TASK STATEMENT = Present each line of the entries below that holds the word "bình".

ENTRIES SHOWN =

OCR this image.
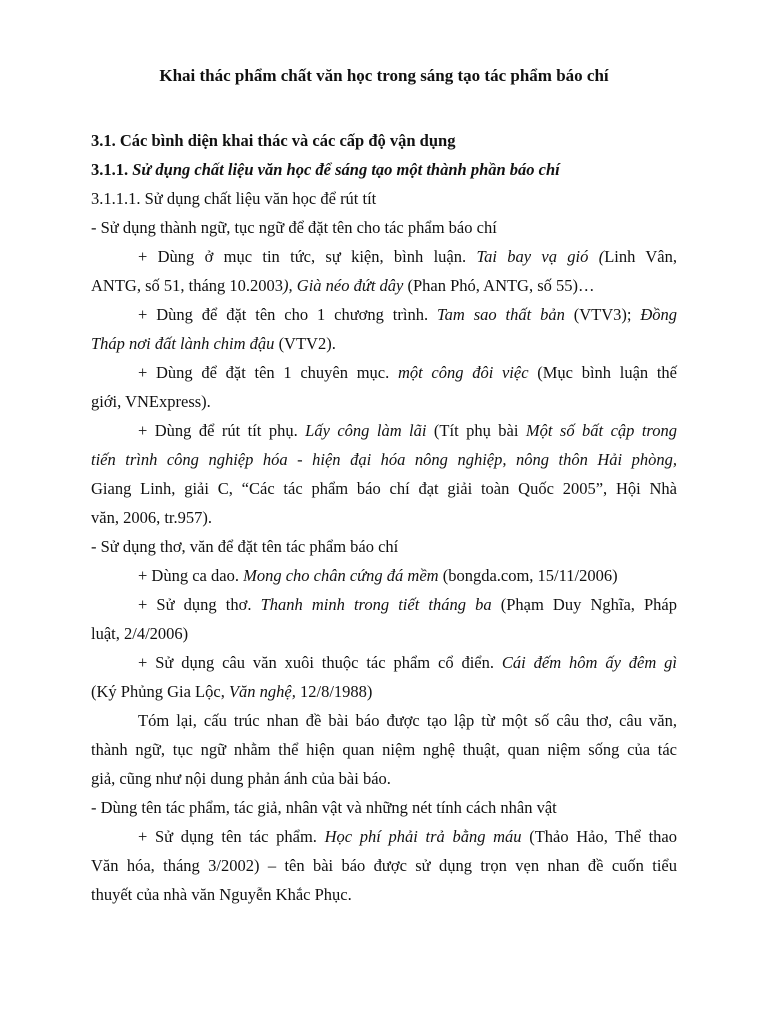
Khai thác phẩm chất văn học trong sáng tạo tác phẩm báo chí
3.1. Các bình diện khai thác và các cấp độ vận dụng
3.1.1. Sử dụng chất liệu văn học để sáng tạo một thành phần báo chí
3.1.1.1. Sử dụng chất liệu văn học để rút tít
- Sử dụng thành ngữ, tục ngữ để đặt tên cho tác phẩm báo chí
+ Dùng ở mục tin tức, sự kiện, bình luận. Tai bay vạ gió (Linh Vân,
ANTG, số 51, tháng 10.2003), Già néo đứt dây (Phan Phó, ANTG, số 55)…
+ Dùng để đặt tên cho 1 chương trình. Tam sao thất bản (VTV3); Đồng
Tháp nơi đất lành chim đậu (VTV2).
+ Dùng để đặt tên 1 chuyên mục. một công đôi việc (Mục bình luận thế
giới, VNExpress).
+ Dùng để rút tít phụ. Lấy công làm lãi (Tít phụ bài Một số bất cập trong
tiến trình công nghiệp hóa - hiện đại hóa nông nghiệp, nông thôn Hải phòng,
Giang Linh, giải C, “Các tác phẩm báo chí đạt giải toàn Quốc 2005”, Hội Nhà
văn, 2006, tr.957).
- Sử dụng thơ, văn để đặt tên tác phẩm báo chí
+ Dùng ca dao. Mong cho chân cứng đá mềm (bongda.com, 15/11/2006)
+ Sử dụng thơ. Thanh minh trong tiết tháng ba (Phạm Duy Nghĩa, Pháp
luật, 2/4/2006)
+ Sử dụng câu văn xuôi thuộc tác phẩm cổ điển. Cái đếm hôm ấy đêm gì
(Ký Phủng Gia Lộc, Văn nghệ, 12/8/1988)
Tóm lại, cấu trúc nhan đề bài báo được tạo lập từ một số câu thơ, câu văn,
thành ngữ, tục ngữ nhằm thể hiện quan niệm nghệ thuật, quan niệm sống của tác
giả, cũng như nội dung phản ánh của bài báo.
- Dùng tên tác phẩm, tác giả, nhân vật và những nét tính cách nhân vật
+ Sử dụng tên tác phẩm. Học phí phải trả bằng máu (Thảo Hảo, Thể thao
Văn hóa, tháng 3/2002) – tên bài báo được sử dụng trọn vẹn nhan đề cuốn tiểu
thuyết của nhà văn Nguyễn Khắc Phục.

TASK ANSWER =
3.1. Các bình diện khai thác và các cấp độ vận dụng
+ Dùng ở mục tin tức, sự kiện, bình luận. Tai bay vạ gió (Linh Vân,
+ Dùng để đặt tên 1 chuyên mục. một công đôi việc (Mục bình luận thế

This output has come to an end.